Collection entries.
+===+
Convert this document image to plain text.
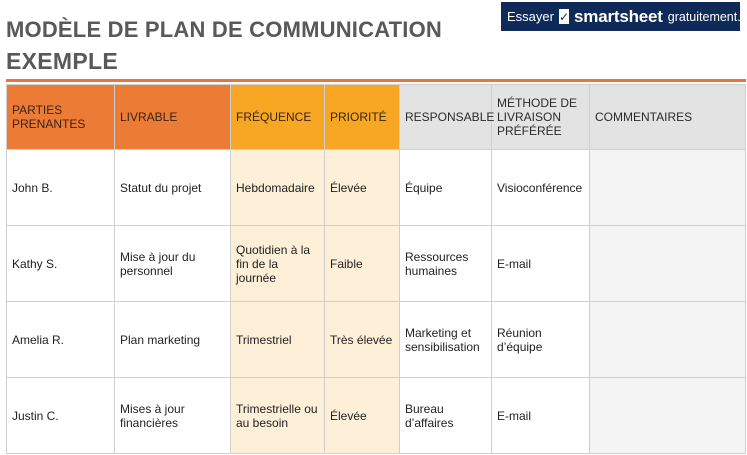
MODÈLE DE PLAN DE COMMUNICATION
EXEMPLE
Essayer ✓ smartsheet gratuitement.
PARTIES PRENANTES	LIVRABLE	FRÉQUENCE	PRIORITÉ	RESPONSABLE	MÉTHODE DE LIVRAISON PRÉFÉRÉE	COMMENTAIRES
John B.	Statut du projet	Hebdomadaire	Élevée	Équipe	Visioconférence	
Kathy S.	Mise à jour du personnel	Quotidien à la fin de la journée	Faible	Ressources humaines	E-mail	
Amelia R.	Plan marketing	Trimestriel	Très élevée	Marketing et sensibilisation	Réunion d’équipe	
Justin C.	Mises à jour financières	Trimestrielle ou au besoin	Élevée	Bureau d’affaires	E-mail	
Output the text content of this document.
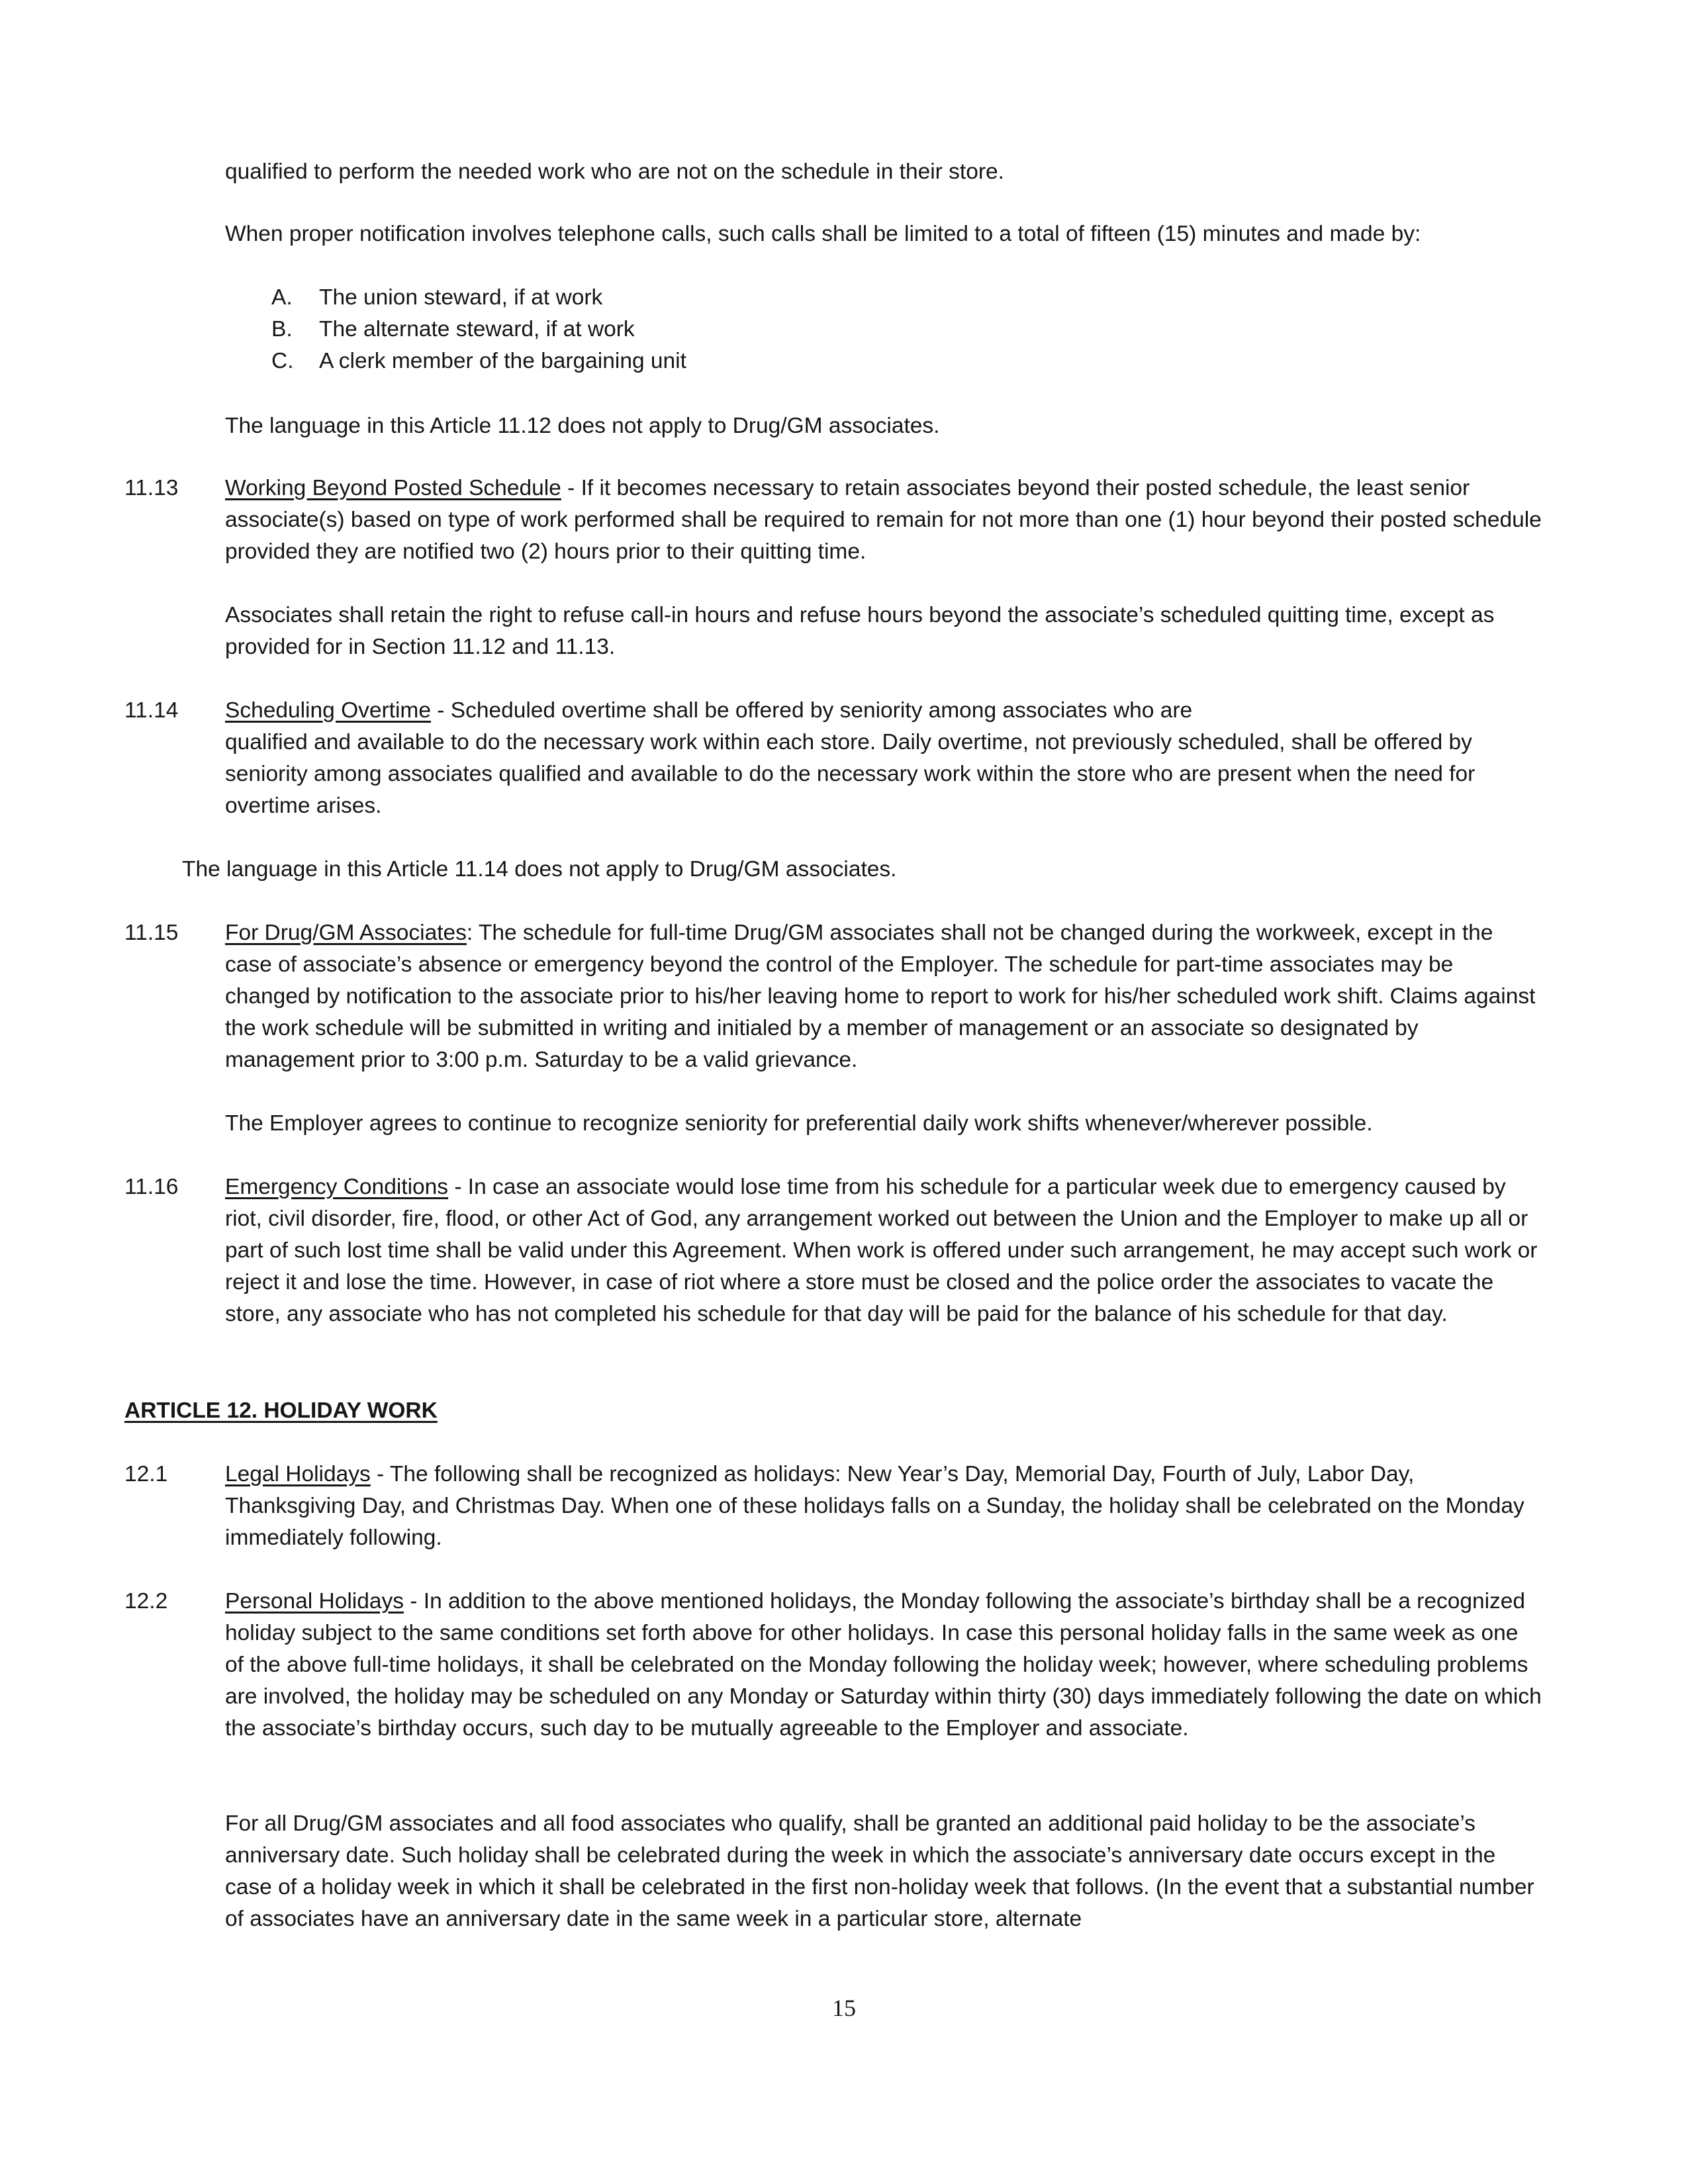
qualified to perform the needed work who are not on the schedule in their store.

When proper notification involves telephone calls, such calls shall be limited to a total of fifteen (15) minutes and made by:

A. The union steward, if at work
B. The alternate steward, if at work
C. A clerk member of the bargaining unit

The language in this Article 11.12 does not apply to Drug/GM associates.

11.13 Working Beyond Posted Schedule - If it becomes necessary to retain associates beyond their posted schedule, the least senior associate(s) based on type of work performed shall be required to remain for not more than one (1) hour beyond their posted schedule provided they are notified two (2) hours prior to their quitting time.

Associates shall retain the right to refuse call-in hours and refuse hours beyond the associate’s scheduled quitting time, except as provided for in Section 11.12 and 11.13.

11.14 Scheduling Overtime - Scheduled overtime shall be offered by seniority among associates who are
qualified and available to do the necessary work within each store. Daily overtime, not previously scheduled, shall be offered by seniority among associates qualified and available to do the necessary work within the store who are present when the need for overtime arises.

The language in this Article 11.14 does not apply to Drug/GM associates.

11.15 For Drug/GM Associates: The schedule for full-time Drug/GM associates shall not be changed during the workweek, except in the case of associate’s absence or emergency beyond the control of the Employer. The schedule for part-time associates may be changed by notification to the associate prior to his/her leaving home to report to work for his/her scheduled work shift. Claims against the work schedule will be submitted in writing and initialed by a member of management or an associate so designated by management prior to 3:00 p.m. Saturday to be a valid grievance.

The Employer agrees to continue to recognize seniority for preferential daily work shifts whenever/wherever possible.

11.16 Emergency Conditions - In case an associate would lose time from his schedule for a particular week due to emergency caused by riot, civil disorder, fire, flood, or other Act of God, any arrangement worked out between the Union and the Employer to make up all or part of such lost time shall be valid under this Agreement. When work is offered under such arrangement, he may accept such work or reject it and lose the time. However, in case of riot where a store must be closed and the police order the associates to vacate the store, any associate who has not completed his schedule for that day will be paid for the balance of his schedule for that day.

ARTICLE 12. HOLIDAY WORK

12.1	Legal Holidays - The following shall be recognized as holidays: New Year’s Day, Memorial Day, Fourth of July, Labor Day, Thanksgiving Day, and Christmas Day. When one of these holidays falls on a Sunday, the holiday shall be celebrated on the Monday immediately following.

12.2	Personal Holidays - In addition to the above mentioned holidays, the Monday following the associate’s birthday shall be a recognized holiday subject to the same conditions set forth above for other holidays. In case this personal holiday falls in the same week as one of the above full-time holidays, it shall be celebrated on the Monday following the holiday week; however, where scheduling problems are involved, the holiday may be scheduled on any Monday or Saturday within thirty (30) days immediately following the date on which the associate’s birthday occurs, such day to be mutually agreeable to the Employer and associate.

For all Drug/GM associates and all food associates who qualify, shall be granted an additional paid holiday to be the associate’s anniversary date. Such holiday shall be celebrated during the week in which the associate’s anniversary date occurs except in the case of a holiday week in which it shall be celebrated in the first non-holiday week that follows. (In the event that a substantial number of associates have an anniversary date in the same week in a particular store, alternate

15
+===+
Task directions. Find every line above that contains the word "which", and return each one.

Result.
12.2	Personal Holidays - In addition to the above mentioned holidays, the Monday following the associate’s birthday shall be a recognized holiday subject to the same conditions set forth above for other holidays. In case this personal holiday falls in the same week as one of the above full-time holidays, it shall be celebrated on the Monday following the holiday week; however, where scheduling problems are involved, the holiday may be scheduled on any Monday or Saturday within thirty (30) days immediately following the date on which the associate’s birthday occurs, such day to be mutually agreeable to the Employer and associate.
For all Drug/GM associates and all food associates who qualify, shall be granted an additional paid holiday to be the associate’s anniversary date. Such holiday shall be celebrated during the week in which the associate’s anniversary date occurs except in the case of a holiday week in which it shall be celebrated in the first non-holiday week that follows. (In the event that a substantial number of associates have an anniversary date in the same week in a particular store, alternate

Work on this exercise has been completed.